Data records
*-*-*

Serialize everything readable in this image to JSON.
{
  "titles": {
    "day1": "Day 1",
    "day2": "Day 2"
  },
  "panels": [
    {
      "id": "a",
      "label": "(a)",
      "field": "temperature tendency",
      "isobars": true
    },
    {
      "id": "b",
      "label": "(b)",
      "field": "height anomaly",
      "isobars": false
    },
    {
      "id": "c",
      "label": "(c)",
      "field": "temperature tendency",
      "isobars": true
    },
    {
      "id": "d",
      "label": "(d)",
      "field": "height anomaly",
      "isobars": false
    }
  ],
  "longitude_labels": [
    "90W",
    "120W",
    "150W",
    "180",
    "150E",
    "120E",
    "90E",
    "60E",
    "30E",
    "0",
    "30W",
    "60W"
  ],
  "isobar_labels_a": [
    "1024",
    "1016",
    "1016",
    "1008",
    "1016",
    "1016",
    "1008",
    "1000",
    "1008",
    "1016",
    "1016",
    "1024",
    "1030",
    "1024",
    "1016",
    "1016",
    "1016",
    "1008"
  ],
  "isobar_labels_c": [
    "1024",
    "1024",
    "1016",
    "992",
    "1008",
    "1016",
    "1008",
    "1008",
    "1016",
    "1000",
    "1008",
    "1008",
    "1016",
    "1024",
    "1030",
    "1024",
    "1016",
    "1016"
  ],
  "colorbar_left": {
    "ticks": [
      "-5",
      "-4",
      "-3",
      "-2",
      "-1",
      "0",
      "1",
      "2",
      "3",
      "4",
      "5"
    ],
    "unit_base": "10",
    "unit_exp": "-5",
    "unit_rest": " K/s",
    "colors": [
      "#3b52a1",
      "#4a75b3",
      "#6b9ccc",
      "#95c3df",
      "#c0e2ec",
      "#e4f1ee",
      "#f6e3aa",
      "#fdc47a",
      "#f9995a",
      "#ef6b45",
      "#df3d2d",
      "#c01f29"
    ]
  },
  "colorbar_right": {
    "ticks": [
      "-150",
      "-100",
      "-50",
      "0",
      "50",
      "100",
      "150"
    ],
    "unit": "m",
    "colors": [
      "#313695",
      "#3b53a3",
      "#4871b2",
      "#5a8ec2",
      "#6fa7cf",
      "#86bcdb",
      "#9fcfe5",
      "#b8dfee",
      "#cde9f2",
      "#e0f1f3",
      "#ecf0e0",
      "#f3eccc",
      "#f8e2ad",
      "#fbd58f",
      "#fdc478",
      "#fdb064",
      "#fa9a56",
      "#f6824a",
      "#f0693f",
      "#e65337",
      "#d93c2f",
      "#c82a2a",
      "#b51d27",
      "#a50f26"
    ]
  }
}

*-*-*

Repeat every record, keeping each word and mark exactly as it is.

Solved exercise
Serialize everything readable in this image to JSON.
{
  "titles": {
    "day1": "Day 1",
    "day2": "Day 2"
  },
  "panels": [
    {
      "id": "a",
      "label": "(a)",
      "field": "temperature tendency",
      "isobars": true
    },
    {
      "id": "b",
      "label": "(b)",
      "field": "height anomaly",
      "isobars": false
    },
    {
      "id": "c",
      "label": "(c)",
      "field": "temperature tendency",
      "isobars": true
    },
    {
      "id": "d",
      "label": "(d)",
      "field": "height anomaly",
      "isobars": false
    }
  ],
  "longitude_labels": [
    "90W",
    "120W",
    "150W",
    "180",
    "150E",
    "120E",
    "90E",
    "60E",
    "30E",
    "0",
    "30W",
    "60W"
  ],
  "isobar_labels_a": [
    "1024",
    "1016",
    "1016",
    "1008",
    "1016",
    "1016",
    "1008",
    "1000",
    "1008",
    "1016",
    "1016",
    "1024",
    "1030",
    "1024",
    "1016",
    "1016",
    "1016",
    "1008"
  ],
  "isobar_labels_c": [
    "1024",
    "1024",
    "1016",
    "992",
    "1008",
    "1016",
    "1008",
    "1008",
    "1016",
    "1000",
    "1008",
    "1008",
    "1016",
    "1024",
    "1030",
    "1024",
    "1016",
    "1016"
  ],
  "colorbar_left": {
    "ticks": [
      "-5",
      "-4",
      "-3",
      "-2",
      "-1",
      "0",
      "1",
      "2",
      "3",
      "4",
      "5"
    ],
    "unit_base": "10",
    "unit_exp": "-5",
    "unit_rest": " K/s",
    "colors": [
      "#3b52a1",
      "#4a75b3",
      "#6b9ccc",
      "#95c3df",
      "#c0e2ec",
      "#e4f1ee",
      "#f6e3aa",
      "#fdc47a",
      "#f9995a",
      "#ef6b45",
      "#df3d2d",
      "#c01f29"
    ]
  },
  "colorbar_right": {
    "ticks": [
      "-150",
      "-100",
      "-50",
      "0",
      "50",
      "100",
      "150"
    ],
    "unit": "m",
    "colors": [
      "#313695",
      "#3b53a3",
      "#4871b2",
      "#5a8ec2",
      "#6fa7cf",
      "#86bcdb",
      "#9fcfe5",
      "#b8dfee",
      "#cde9f2",
      "#e0f1f3",
      "#ecf0e0",
      "#f3eccc",
      "#f8e2ad",
      "#fbd58f",
      "#fdc478",
      "#fdb064",
      "#fa9a56",
      "#f6824a",
      "#f0693f",
      "#e65337",
      "#d93c2f",
      "#c82a2a",
      "#b51d27",
      "#a50f26"
    ]
  }
}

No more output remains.